Copy every line of the listing that holds the string "across".

** Start Rows **

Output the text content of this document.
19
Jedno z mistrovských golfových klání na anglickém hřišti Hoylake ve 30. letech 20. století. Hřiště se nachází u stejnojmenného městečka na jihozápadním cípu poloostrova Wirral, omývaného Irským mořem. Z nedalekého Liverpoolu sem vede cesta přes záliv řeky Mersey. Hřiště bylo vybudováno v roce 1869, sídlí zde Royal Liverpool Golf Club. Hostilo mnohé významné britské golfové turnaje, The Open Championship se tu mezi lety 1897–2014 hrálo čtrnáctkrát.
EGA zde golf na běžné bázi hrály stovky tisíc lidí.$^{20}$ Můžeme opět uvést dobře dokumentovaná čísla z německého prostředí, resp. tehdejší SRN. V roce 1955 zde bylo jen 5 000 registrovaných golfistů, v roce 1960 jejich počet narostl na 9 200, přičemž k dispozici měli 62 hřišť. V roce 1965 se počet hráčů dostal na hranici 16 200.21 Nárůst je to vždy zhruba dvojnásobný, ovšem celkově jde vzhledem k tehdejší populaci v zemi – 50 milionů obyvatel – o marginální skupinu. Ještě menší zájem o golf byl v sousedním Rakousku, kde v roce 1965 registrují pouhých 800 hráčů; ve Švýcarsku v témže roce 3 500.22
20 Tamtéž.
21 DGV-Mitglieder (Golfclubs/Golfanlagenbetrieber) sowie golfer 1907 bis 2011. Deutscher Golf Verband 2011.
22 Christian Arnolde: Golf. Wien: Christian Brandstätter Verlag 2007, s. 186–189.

** End Rows **
** Start Rows **

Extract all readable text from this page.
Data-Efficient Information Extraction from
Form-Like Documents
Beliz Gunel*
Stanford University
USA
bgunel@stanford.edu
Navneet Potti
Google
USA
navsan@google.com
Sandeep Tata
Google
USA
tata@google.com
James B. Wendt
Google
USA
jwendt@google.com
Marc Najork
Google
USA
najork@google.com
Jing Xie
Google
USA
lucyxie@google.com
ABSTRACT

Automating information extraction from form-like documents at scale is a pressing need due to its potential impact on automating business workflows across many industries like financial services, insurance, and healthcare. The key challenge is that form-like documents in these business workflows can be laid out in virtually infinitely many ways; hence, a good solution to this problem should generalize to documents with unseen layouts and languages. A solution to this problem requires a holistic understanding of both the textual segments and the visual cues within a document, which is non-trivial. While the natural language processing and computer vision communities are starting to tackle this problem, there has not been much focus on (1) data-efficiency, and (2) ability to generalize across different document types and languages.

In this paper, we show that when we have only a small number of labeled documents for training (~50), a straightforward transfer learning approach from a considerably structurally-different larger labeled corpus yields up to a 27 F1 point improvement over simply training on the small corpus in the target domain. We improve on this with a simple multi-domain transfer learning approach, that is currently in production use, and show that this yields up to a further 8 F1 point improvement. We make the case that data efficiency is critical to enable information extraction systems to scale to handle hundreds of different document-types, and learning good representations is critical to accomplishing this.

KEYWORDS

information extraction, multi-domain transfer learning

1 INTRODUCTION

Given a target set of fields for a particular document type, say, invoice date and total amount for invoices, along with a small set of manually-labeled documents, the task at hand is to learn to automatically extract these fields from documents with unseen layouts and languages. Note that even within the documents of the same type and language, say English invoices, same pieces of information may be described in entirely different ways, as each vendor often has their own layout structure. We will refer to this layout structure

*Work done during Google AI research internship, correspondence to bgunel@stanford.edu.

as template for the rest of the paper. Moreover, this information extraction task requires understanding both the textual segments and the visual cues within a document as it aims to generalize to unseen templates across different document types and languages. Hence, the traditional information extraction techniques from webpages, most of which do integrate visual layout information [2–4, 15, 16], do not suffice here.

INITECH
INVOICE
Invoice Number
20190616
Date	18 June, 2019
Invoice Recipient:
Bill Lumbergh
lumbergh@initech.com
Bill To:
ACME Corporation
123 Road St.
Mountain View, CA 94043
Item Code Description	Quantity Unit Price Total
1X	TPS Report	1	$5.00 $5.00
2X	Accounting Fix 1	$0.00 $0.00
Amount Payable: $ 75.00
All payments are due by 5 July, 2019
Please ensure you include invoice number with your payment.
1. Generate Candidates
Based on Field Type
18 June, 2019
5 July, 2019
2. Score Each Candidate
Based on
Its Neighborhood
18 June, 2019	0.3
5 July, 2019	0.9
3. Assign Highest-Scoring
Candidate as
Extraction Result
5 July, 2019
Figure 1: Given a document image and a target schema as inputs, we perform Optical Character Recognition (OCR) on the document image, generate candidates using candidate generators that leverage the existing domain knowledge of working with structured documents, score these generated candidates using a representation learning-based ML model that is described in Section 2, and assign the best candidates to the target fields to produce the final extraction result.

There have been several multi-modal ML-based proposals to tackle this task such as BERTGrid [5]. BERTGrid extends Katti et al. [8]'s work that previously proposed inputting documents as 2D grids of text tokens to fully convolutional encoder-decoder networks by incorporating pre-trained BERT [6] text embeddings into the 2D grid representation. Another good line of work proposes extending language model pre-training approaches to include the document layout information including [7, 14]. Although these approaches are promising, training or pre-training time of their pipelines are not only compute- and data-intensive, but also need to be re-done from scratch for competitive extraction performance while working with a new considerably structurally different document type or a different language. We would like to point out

** End Rows **
** Start Rows **

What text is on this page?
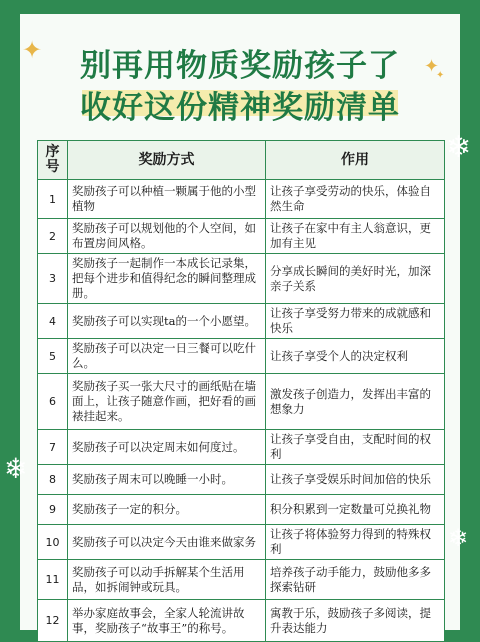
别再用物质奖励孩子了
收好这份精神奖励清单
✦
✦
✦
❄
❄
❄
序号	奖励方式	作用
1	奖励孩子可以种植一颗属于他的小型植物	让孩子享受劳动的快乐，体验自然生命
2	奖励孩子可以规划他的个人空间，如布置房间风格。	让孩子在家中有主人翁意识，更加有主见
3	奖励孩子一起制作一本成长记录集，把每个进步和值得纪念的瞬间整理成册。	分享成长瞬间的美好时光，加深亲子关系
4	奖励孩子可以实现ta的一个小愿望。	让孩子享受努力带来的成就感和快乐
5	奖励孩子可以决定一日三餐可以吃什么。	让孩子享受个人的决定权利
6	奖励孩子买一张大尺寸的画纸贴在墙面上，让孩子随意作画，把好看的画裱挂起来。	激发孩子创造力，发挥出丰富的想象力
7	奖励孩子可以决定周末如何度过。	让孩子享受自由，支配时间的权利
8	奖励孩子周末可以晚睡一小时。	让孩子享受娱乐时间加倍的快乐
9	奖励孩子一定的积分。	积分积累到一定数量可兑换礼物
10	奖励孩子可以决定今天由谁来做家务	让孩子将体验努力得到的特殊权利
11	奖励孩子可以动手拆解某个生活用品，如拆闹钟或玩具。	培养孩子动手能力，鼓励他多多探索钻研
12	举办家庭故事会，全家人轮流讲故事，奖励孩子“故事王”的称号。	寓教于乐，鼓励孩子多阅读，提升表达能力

** End Rows **

### Task output:
Automating information extraction from form-like documents at scale is a pressing need due to its potential impact on automating business workflows across many industries like financial services, insurance, and healthcare. The key challenge is that form-like documents in these business workflows can be laid out in virtually infinitely many ways; hence, a good solution to this problem should generalize to documents with unseen layouts and languages. A solution to this problem requires a holistic understanding of both the textual segments and the visual cues within a document, which is non-trivial. While the natural language processing and computer vision communities are starting to tackle this problem, there has not been much focus on (1) data-efficiency, and (2) ability to generalize across different document types and languages.
as template for the rest of the paper. Moreover, this information extraction task requires understanding both the textual segments and the visual cues within a document as it aims to generalize to unseen templates across different document types and languages. Hence, the traditional information extraction techniques from webpages, most of which do integrate visual layout information [2–4, 15, 16], do not suffice here.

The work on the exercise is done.